Input rows:
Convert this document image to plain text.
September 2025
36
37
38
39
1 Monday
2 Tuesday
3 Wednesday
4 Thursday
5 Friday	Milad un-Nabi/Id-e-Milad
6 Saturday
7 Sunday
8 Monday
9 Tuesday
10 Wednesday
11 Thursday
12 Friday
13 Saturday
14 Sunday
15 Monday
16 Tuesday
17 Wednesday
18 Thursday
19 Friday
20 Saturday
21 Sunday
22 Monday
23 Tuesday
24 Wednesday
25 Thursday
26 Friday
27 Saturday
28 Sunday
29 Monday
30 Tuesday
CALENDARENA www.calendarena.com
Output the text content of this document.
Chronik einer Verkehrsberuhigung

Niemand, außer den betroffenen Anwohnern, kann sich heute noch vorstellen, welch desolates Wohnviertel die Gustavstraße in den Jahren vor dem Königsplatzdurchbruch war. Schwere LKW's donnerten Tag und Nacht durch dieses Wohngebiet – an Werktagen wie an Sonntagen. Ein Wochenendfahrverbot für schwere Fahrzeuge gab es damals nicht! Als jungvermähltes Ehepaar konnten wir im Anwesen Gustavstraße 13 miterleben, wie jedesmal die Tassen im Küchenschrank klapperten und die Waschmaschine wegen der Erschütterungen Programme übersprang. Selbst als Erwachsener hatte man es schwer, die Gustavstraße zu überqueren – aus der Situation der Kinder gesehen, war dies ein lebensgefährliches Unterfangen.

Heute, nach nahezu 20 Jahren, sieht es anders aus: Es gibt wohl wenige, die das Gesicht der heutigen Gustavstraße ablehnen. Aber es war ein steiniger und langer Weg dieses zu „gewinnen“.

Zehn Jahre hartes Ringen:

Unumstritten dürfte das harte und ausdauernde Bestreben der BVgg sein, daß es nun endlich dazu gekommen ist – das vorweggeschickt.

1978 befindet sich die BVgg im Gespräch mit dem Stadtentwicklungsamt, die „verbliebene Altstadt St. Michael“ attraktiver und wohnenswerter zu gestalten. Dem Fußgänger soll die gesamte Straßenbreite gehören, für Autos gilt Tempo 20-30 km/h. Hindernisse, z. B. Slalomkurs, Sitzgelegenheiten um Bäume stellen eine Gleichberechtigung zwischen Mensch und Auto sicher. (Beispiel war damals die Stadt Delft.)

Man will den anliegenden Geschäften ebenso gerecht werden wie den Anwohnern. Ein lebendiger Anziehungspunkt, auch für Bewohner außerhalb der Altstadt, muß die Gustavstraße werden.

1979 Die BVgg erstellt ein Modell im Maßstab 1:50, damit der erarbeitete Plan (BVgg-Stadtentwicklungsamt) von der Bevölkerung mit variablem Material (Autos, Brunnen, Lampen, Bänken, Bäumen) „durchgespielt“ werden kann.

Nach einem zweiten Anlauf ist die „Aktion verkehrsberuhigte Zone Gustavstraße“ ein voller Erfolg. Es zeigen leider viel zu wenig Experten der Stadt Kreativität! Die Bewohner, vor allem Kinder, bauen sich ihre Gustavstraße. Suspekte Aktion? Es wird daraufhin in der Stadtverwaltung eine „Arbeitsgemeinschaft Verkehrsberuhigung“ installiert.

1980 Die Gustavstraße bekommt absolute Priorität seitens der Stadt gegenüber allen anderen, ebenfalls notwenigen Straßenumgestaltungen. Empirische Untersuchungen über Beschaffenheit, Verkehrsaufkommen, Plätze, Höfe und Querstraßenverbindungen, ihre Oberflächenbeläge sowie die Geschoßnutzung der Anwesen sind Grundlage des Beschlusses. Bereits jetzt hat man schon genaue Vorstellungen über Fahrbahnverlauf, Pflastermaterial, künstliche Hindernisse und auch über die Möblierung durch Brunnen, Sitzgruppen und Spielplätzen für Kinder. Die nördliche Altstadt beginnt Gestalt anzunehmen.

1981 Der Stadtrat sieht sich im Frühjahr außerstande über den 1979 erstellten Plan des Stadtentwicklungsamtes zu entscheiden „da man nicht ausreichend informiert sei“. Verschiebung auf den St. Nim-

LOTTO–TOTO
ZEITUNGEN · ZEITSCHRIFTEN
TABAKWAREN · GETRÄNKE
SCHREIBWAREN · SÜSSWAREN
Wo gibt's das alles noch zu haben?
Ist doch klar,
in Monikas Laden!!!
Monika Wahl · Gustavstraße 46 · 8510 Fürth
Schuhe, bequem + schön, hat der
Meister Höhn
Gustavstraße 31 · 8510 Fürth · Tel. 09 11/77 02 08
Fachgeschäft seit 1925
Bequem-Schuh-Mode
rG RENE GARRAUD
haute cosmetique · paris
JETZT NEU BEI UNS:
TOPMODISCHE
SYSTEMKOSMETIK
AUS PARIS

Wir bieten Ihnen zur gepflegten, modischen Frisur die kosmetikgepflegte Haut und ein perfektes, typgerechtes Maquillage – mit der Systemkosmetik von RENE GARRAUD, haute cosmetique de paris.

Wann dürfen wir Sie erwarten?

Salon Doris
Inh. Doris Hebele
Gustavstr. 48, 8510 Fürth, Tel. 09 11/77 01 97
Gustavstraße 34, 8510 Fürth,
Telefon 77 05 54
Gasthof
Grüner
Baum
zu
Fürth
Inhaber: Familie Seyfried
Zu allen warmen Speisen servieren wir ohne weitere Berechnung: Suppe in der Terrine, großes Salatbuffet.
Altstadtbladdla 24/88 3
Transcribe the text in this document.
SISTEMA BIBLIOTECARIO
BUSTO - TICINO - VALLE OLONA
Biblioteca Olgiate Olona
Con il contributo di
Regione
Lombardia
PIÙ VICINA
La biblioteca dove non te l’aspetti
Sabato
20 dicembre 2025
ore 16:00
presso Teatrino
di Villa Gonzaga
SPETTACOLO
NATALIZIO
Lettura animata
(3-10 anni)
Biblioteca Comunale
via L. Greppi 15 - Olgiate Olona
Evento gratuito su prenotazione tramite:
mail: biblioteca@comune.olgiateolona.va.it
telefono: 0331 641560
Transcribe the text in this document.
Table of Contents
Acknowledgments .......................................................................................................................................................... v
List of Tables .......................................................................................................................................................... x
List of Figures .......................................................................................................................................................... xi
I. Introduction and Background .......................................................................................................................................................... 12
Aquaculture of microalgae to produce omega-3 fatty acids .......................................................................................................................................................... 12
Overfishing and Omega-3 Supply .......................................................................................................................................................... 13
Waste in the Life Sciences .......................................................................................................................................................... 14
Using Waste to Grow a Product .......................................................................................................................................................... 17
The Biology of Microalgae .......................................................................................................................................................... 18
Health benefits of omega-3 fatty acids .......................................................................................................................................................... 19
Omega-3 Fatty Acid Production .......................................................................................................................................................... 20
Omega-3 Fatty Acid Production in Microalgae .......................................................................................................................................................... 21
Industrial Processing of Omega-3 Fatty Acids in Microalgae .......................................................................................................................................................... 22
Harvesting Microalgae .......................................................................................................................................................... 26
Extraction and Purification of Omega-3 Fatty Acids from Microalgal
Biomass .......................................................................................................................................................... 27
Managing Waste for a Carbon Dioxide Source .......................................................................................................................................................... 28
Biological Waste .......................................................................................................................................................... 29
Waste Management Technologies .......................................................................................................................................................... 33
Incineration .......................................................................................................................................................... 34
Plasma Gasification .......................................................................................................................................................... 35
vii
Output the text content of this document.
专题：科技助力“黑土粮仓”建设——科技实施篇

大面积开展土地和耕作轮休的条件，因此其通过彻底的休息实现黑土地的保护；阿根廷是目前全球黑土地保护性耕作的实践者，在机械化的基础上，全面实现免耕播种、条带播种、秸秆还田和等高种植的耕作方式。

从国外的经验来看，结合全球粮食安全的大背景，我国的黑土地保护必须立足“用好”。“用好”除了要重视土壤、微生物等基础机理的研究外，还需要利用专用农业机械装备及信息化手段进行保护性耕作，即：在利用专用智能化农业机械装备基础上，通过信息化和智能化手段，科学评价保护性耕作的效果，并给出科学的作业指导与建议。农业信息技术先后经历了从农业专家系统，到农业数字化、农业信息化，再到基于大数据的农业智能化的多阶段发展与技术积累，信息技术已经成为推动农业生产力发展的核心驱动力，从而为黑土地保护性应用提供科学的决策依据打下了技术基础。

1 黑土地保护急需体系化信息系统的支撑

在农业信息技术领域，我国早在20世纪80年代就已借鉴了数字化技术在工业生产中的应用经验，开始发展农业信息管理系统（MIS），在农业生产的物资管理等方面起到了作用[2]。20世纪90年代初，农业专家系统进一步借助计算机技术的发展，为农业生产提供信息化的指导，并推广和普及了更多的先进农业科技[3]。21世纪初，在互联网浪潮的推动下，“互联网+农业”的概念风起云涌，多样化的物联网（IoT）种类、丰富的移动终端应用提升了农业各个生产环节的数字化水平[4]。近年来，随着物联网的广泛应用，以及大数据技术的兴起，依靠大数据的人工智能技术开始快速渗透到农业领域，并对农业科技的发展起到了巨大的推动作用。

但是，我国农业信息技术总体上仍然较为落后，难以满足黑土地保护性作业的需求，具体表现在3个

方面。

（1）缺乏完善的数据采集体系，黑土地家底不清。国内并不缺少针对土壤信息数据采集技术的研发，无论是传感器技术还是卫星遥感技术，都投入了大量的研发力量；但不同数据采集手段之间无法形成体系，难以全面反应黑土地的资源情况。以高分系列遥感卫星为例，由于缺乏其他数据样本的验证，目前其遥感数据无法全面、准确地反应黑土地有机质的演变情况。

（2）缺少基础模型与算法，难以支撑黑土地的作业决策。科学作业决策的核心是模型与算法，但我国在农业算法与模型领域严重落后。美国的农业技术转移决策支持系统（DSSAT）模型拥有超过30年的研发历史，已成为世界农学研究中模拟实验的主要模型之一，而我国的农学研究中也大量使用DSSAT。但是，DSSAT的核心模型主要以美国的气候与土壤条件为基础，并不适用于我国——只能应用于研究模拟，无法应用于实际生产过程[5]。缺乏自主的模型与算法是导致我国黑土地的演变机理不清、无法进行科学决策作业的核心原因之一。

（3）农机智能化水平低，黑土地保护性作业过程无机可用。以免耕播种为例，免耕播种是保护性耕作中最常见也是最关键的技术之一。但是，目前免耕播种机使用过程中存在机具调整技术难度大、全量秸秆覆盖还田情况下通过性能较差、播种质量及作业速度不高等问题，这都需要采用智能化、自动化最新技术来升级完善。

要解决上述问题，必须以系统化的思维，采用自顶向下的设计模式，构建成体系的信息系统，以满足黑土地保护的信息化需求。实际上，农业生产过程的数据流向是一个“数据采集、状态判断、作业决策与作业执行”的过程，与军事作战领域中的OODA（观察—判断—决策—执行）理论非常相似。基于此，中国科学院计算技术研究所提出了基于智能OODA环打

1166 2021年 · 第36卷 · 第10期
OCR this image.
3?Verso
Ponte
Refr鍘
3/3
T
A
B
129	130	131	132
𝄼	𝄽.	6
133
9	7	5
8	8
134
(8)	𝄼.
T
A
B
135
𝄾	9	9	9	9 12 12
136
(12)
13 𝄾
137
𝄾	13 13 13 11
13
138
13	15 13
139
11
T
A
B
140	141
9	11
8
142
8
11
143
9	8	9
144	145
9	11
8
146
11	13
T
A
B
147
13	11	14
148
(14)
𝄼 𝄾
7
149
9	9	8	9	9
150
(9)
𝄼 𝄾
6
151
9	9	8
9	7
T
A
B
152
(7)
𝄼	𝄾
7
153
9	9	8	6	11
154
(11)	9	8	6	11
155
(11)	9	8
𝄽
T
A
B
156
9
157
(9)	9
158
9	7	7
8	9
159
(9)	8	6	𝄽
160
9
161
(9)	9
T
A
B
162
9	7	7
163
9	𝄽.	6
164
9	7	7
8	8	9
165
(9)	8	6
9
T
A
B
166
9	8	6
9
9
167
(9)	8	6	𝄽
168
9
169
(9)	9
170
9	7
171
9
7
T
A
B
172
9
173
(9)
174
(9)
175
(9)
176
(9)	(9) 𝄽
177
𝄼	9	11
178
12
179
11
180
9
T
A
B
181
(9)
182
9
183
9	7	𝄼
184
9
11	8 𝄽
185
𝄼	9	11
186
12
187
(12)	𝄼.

Aim of the task:
Return the lines above, from the one containing "OCR this image." to the end, exactly as they stand.

Finished task:
OCR this image.
3?Verso
Ponte
Refr鍘
3/3
T
A
B
129	130	131	132
𝄼	𝄽.	6
133
9	7	5
8	8
134
(8)	𝄼.
T
A
B
135
𝄾	9	9	9	9 12 12
136
(12)
13 𝄾
137
𝄾	13 13 13 11
13
138
13	15 13
139
11
T
A
B
140	141
9	11
8
142
8
11
143
9	8	9
144	145
9	11
8
146
11	13
T
A
B
147
13	11	14
148
(14)
𝄼 𝄾
7
149
9	9	8	9	9
150
(9)
𝄼 𝄾
6
151
9	9	8
9	7
T
A
B
152
(7)
𝄼	𝄾
7
153
9	9	8	6	11
154
(11)	9	8	6	11
155
(11)	9	8
𝄽
T
A
B
156
9
157
(9)	9
158
9	7	7
8	9
159
(9)	8	6	𝄽
160
9
161
(9)	9
T
A
B
162
9	7	7
163
9	𝄽.	6
164
9	7	7
8	8	9
165
(9)	8	6
9
T
A
B
166
9	8	6
9
9
167
(9)	8	6	𝄽
168
9
169
(9)	9
170
9	7
171
9
7
T
A
B
172
9
173
(9)
174
(9)
175
(9)
176
(9)	(9) 𝄽
177
𝄼	9	11
178
12
179
11
180
9
T
A
B
181
(9)
182
9
183
9	7	𝄼
184
9
11	8 𝄽
185
𝄼	9	11
186
12
187
(12)	𝄼.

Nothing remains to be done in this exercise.